Transcribed document page entries
---*---

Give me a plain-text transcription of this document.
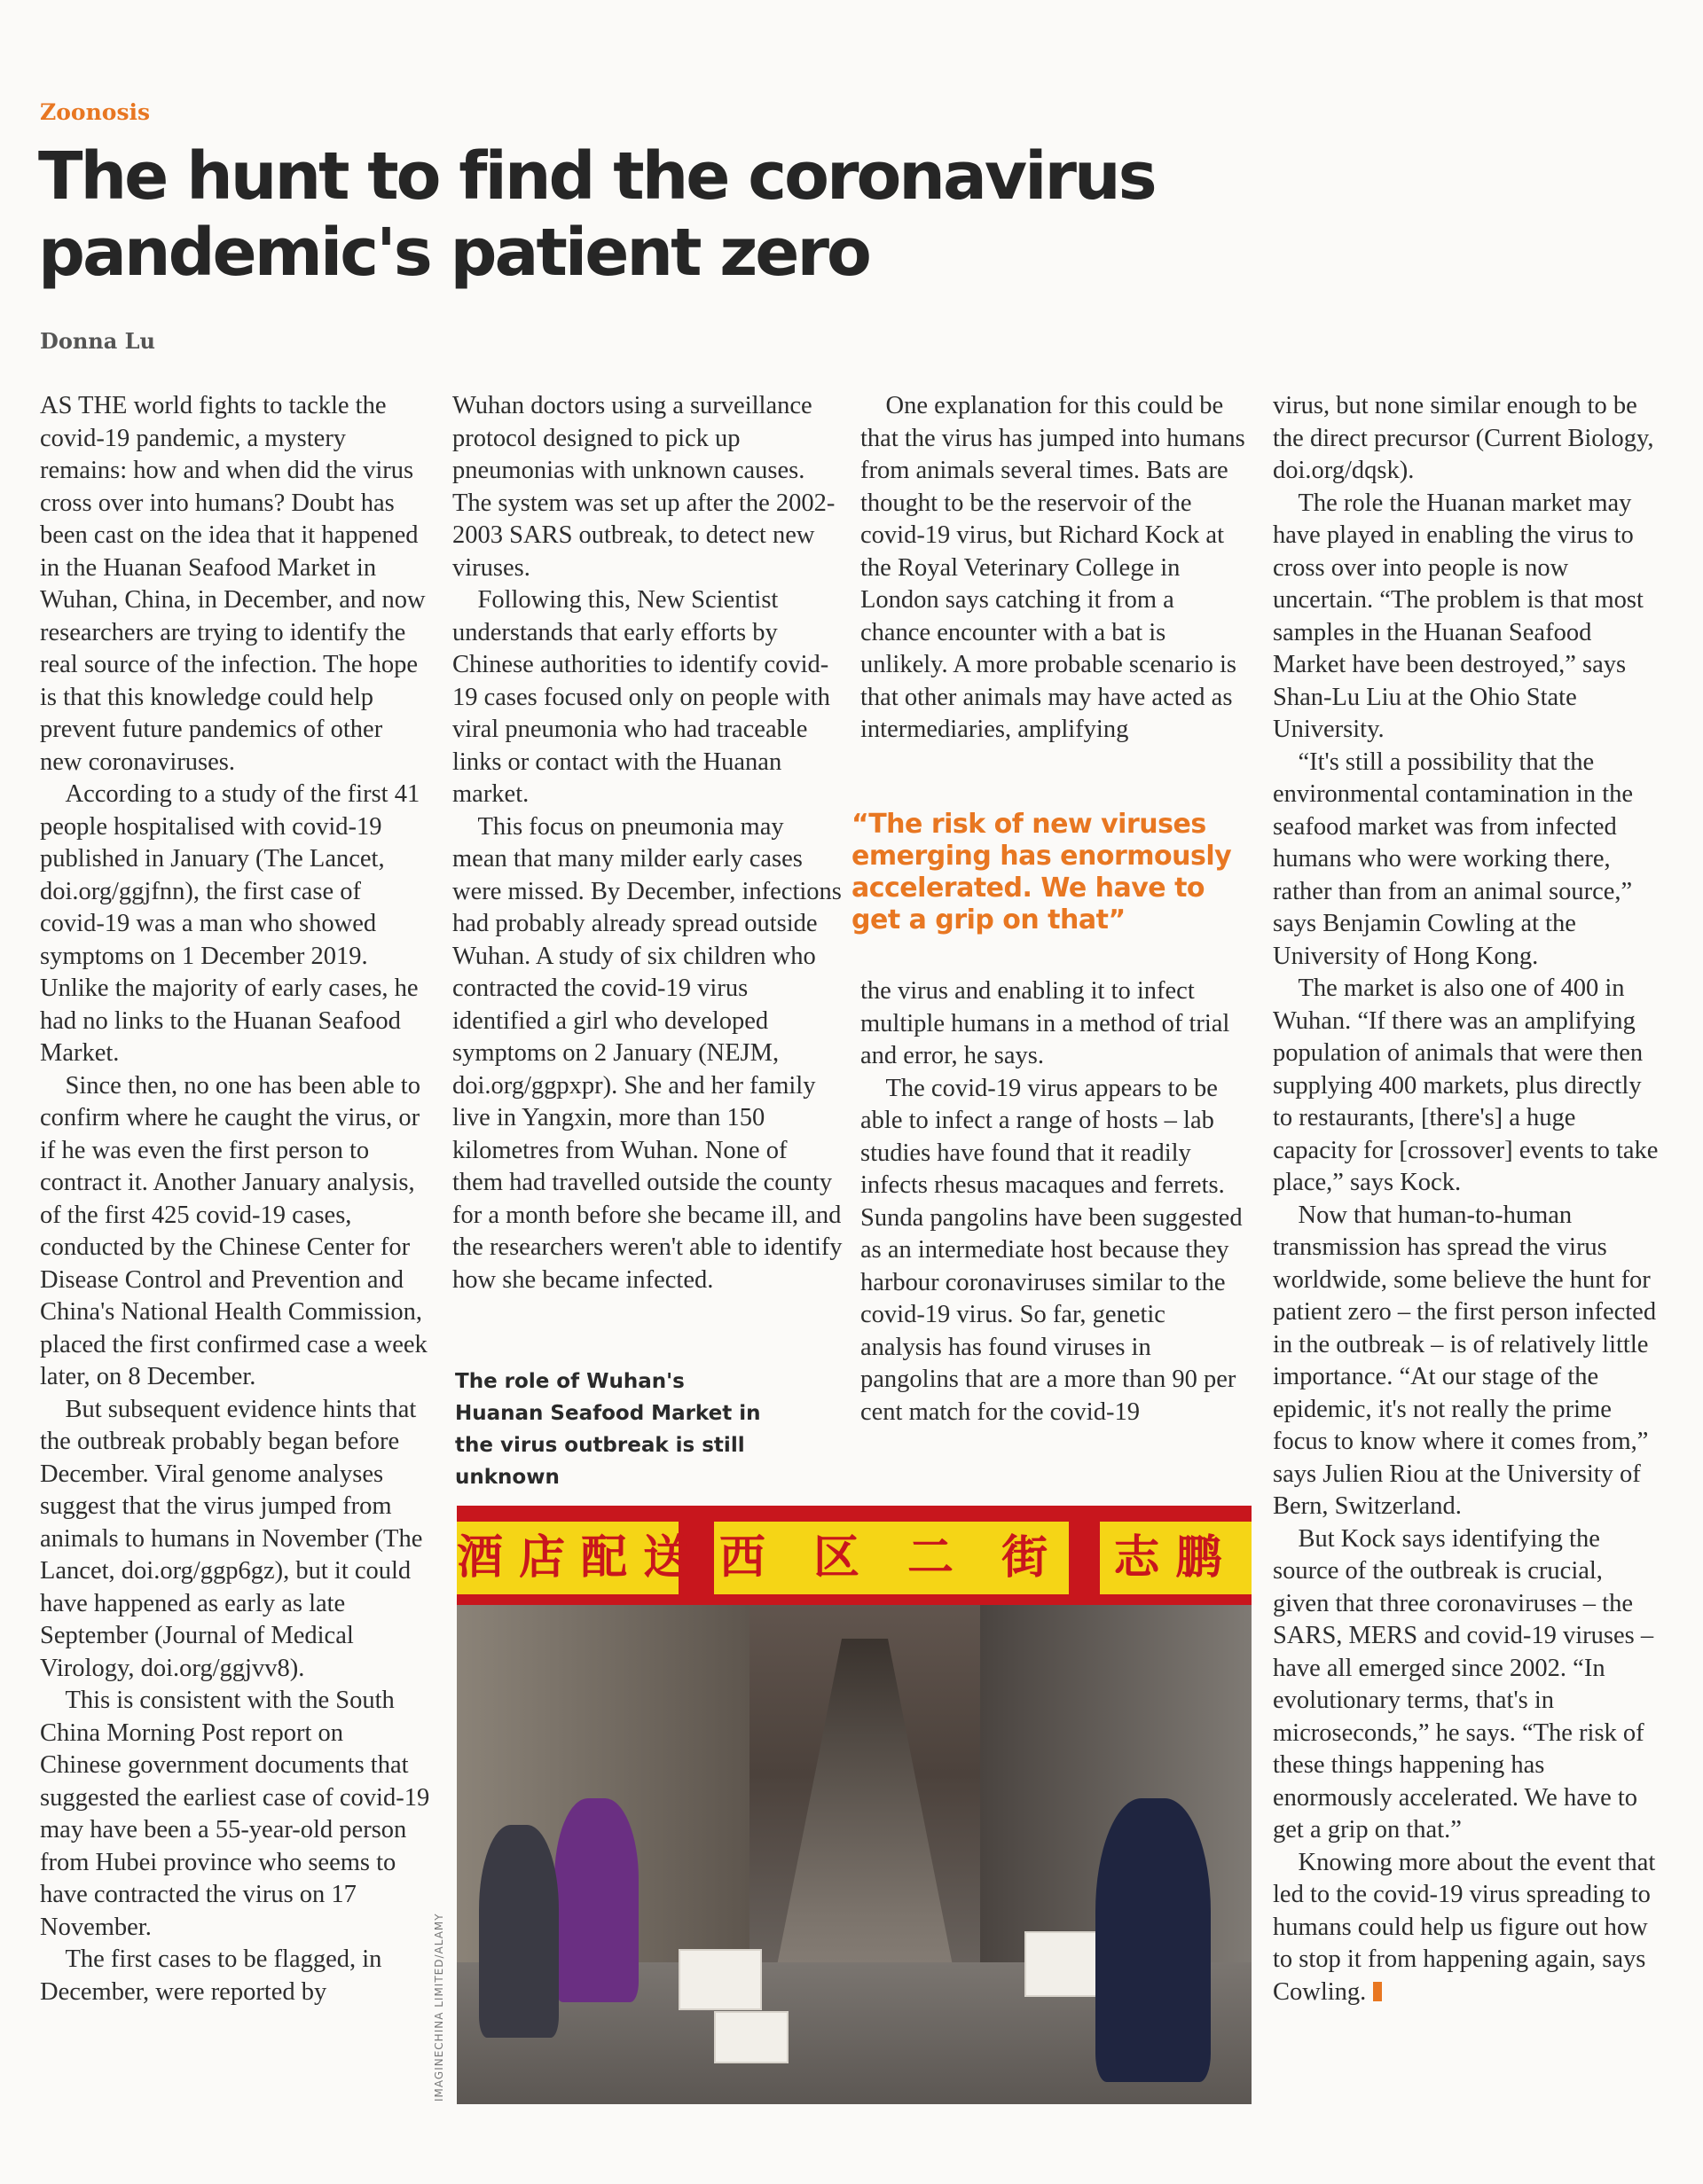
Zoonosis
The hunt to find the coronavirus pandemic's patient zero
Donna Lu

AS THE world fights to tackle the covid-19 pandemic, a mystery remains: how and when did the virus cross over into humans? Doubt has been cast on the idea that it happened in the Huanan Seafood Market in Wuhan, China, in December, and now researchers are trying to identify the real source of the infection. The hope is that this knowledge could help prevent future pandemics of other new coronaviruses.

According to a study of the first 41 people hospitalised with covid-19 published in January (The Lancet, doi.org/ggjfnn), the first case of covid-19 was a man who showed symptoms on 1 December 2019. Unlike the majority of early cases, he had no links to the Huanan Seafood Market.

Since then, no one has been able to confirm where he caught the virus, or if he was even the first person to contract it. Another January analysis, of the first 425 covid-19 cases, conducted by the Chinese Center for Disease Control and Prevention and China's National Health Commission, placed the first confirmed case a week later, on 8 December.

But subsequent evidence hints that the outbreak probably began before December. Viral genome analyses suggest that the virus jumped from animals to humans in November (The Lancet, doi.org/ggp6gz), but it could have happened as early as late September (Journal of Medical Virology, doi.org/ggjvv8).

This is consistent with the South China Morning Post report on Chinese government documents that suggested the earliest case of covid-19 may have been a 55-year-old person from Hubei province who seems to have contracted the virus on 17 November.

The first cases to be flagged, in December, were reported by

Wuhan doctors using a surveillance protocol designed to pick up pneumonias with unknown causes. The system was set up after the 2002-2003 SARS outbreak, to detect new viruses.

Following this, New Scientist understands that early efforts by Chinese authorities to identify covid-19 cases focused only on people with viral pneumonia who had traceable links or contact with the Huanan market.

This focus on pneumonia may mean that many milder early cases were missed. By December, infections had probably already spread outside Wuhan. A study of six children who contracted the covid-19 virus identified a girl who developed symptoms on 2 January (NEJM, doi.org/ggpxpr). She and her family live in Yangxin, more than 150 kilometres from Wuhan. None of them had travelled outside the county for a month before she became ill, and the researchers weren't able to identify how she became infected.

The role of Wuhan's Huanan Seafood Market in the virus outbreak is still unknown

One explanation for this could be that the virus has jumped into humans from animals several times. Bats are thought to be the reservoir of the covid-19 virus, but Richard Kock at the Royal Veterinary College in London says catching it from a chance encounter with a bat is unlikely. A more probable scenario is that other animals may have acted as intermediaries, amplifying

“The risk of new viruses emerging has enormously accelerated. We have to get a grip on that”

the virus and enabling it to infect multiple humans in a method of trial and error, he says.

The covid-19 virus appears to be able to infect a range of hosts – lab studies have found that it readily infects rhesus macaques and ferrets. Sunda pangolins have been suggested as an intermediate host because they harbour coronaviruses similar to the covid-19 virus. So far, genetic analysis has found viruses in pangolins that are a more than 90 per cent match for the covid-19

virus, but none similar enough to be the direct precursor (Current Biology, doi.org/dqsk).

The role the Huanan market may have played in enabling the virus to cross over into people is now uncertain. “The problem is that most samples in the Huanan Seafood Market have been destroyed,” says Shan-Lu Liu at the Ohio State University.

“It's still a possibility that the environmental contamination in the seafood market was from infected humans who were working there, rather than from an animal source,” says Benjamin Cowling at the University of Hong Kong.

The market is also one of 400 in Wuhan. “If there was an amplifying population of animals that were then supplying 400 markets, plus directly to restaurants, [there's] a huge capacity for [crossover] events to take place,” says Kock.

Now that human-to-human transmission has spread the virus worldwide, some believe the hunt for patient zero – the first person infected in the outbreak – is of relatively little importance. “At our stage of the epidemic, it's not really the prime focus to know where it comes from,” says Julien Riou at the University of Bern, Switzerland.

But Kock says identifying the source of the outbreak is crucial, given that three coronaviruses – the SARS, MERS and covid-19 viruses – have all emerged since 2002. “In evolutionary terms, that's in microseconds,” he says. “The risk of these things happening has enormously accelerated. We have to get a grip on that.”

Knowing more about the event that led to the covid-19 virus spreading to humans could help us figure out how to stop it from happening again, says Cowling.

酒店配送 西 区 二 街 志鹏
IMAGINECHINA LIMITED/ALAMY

---*---

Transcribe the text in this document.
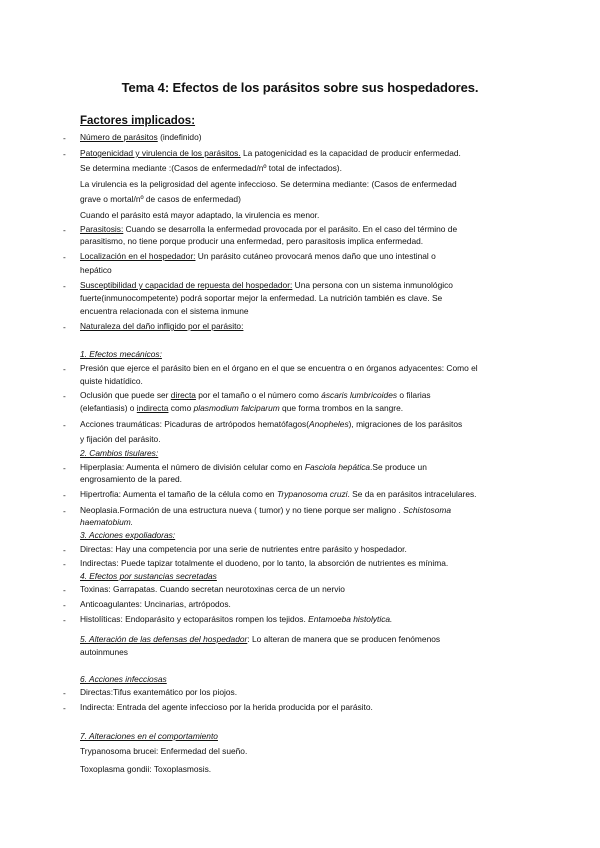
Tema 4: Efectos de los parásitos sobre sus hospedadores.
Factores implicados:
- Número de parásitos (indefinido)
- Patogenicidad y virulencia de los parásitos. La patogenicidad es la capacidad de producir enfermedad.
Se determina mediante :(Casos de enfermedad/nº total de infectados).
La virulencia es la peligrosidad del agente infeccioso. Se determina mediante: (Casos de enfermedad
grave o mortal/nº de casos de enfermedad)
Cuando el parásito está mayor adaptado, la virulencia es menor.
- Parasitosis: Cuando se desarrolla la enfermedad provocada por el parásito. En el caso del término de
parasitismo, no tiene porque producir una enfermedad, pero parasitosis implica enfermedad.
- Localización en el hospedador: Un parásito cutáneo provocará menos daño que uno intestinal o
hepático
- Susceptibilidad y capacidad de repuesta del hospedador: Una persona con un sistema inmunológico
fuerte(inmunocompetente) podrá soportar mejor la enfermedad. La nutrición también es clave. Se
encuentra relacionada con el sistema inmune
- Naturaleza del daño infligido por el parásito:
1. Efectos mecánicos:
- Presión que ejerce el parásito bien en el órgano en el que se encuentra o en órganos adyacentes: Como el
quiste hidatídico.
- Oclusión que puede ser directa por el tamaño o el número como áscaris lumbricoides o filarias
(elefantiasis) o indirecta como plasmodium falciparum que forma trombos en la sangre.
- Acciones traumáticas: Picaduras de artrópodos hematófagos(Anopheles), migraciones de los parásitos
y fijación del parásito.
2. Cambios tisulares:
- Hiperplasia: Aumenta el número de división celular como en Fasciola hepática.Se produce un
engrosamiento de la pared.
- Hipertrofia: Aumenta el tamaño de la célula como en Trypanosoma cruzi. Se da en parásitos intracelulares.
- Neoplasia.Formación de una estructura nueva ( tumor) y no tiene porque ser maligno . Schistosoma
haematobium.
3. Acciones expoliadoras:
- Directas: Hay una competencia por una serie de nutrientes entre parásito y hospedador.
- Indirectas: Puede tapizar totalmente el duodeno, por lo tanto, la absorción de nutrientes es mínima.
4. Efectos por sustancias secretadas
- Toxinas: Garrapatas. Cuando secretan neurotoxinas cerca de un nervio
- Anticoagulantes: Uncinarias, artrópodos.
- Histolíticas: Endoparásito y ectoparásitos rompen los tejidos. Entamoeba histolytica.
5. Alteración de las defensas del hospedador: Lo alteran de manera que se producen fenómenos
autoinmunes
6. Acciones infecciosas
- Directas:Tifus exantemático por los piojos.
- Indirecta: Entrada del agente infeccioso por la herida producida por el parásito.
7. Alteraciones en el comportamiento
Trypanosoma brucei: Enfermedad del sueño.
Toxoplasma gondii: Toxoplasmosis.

---*---

**Exercise**. Find the string "Efectos" in the entries above and return each line that holds it.

**Worked solution**.
Tema 4: Efectos de los parásitos sobre sus hospedadores.
1. Efectos mecánicos:
4. Efectos por sustancias secretadas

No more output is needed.